Problem statement:
Reproduce the passage about MacDowell's piano suites, starting with "In his 1991" and going on through "in these suites.", with "treatise" changed to "study".

In his 1991 treatise on American music, Nicholas E. Tawa deemed that "the finest of MacDowell's short characteristic pieces" are found in Woodland Sketches, as well as in three of MacDowell's subsequent suites: Sea Pieces, Op. 55 (1898); Fireside Tales, Op. 61 (1902); and New England Idylls, Op. 62 (1902). Michael Broyles wrote in 1998 that MacDowell's "sense of color, focus, and economy of means was extraordinary" in these suites.

Records shown:

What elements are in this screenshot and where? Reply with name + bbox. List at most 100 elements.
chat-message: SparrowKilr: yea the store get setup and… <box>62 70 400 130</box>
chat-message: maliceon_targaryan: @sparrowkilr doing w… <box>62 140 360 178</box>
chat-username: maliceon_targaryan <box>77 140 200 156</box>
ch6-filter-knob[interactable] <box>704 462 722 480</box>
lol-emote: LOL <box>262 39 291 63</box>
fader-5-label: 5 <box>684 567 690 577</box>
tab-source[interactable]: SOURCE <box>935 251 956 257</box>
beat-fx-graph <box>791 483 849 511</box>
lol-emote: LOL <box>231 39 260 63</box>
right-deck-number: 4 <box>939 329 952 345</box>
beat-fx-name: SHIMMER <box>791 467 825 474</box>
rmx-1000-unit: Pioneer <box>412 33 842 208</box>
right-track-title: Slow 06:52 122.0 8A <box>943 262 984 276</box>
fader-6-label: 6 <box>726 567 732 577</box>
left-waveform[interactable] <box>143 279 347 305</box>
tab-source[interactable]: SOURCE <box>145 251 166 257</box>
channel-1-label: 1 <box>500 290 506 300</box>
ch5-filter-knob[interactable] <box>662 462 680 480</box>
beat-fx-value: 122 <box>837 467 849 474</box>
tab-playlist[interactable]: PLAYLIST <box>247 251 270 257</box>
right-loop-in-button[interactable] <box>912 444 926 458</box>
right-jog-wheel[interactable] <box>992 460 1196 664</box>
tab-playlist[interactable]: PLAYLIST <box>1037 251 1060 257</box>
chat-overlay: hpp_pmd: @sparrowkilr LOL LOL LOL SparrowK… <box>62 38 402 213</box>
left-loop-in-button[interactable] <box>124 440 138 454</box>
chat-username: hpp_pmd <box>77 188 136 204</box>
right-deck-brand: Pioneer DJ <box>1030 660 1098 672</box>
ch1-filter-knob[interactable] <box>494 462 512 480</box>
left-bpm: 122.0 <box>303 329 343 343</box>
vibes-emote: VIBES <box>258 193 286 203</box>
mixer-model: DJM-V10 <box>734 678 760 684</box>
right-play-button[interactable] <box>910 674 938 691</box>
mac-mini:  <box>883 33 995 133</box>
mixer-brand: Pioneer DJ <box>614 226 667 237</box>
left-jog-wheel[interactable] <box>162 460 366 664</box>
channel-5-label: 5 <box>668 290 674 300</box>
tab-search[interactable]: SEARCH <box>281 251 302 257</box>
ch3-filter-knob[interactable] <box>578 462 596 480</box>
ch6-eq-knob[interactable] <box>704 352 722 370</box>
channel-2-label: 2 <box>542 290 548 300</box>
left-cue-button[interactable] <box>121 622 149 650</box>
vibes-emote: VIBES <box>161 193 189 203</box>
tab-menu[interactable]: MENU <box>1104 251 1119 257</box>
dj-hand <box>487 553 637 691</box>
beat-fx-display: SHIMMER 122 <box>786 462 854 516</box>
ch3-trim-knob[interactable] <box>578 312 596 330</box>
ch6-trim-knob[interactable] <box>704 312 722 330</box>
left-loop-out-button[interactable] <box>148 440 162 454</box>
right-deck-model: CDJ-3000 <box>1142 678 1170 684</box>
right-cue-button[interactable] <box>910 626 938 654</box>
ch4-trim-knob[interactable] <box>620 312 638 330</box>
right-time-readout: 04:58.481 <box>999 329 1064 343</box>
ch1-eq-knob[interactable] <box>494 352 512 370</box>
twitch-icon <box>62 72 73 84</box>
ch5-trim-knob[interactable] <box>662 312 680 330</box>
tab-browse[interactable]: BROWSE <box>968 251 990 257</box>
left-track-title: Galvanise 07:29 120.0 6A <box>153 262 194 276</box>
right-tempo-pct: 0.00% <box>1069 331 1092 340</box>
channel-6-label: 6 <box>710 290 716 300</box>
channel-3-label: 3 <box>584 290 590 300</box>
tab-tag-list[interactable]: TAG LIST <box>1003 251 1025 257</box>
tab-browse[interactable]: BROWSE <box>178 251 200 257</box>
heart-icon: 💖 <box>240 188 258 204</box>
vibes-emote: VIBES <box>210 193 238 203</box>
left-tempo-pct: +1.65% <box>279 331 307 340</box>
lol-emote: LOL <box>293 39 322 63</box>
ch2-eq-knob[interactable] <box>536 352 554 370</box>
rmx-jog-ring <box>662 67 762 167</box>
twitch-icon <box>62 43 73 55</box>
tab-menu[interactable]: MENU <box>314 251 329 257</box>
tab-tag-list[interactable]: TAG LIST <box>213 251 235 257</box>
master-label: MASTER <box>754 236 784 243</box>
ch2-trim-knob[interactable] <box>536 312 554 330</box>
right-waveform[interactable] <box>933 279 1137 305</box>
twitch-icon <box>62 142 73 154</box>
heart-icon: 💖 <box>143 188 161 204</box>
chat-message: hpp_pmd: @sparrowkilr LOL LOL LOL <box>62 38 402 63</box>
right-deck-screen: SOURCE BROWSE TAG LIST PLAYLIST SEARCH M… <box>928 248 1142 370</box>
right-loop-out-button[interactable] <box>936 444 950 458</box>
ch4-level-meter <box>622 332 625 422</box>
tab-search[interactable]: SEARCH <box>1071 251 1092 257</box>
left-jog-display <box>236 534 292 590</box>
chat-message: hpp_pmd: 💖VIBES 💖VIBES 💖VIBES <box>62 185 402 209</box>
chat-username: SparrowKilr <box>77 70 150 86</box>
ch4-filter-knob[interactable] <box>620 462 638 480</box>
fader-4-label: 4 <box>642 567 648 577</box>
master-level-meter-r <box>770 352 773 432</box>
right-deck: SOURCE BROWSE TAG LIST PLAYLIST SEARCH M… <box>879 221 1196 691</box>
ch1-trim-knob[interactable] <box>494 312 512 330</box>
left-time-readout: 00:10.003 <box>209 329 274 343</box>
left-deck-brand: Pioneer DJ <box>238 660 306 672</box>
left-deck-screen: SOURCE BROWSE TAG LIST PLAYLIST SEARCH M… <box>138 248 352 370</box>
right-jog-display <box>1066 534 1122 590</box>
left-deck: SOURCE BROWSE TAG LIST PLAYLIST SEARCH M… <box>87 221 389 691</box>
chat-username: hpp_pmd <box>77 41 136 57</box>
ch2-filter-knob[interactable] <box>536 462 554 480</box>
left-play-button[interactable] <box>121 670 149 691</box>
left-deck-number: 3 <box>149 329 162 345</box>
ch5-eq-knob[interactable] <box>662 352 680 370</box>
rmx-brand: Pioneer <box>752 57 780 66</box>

Result of this exercise:
In his 1991 study on American music, Nicholas E. Tawa deemed that "the finest of MacDowell's short characteristic pieces" are found in Woodland Sketches, as well as in three of MacDowell's subsequent suites: Sea Pieces, Op. 55 (1898); Fireside Tales, Op. 61 (1902); and New England Idylls, Op. 62 (1902). Michael Broyles wrote in 1998 that MacDowell's "sense of color, focus, and economy of means was extraordinary" in these suites.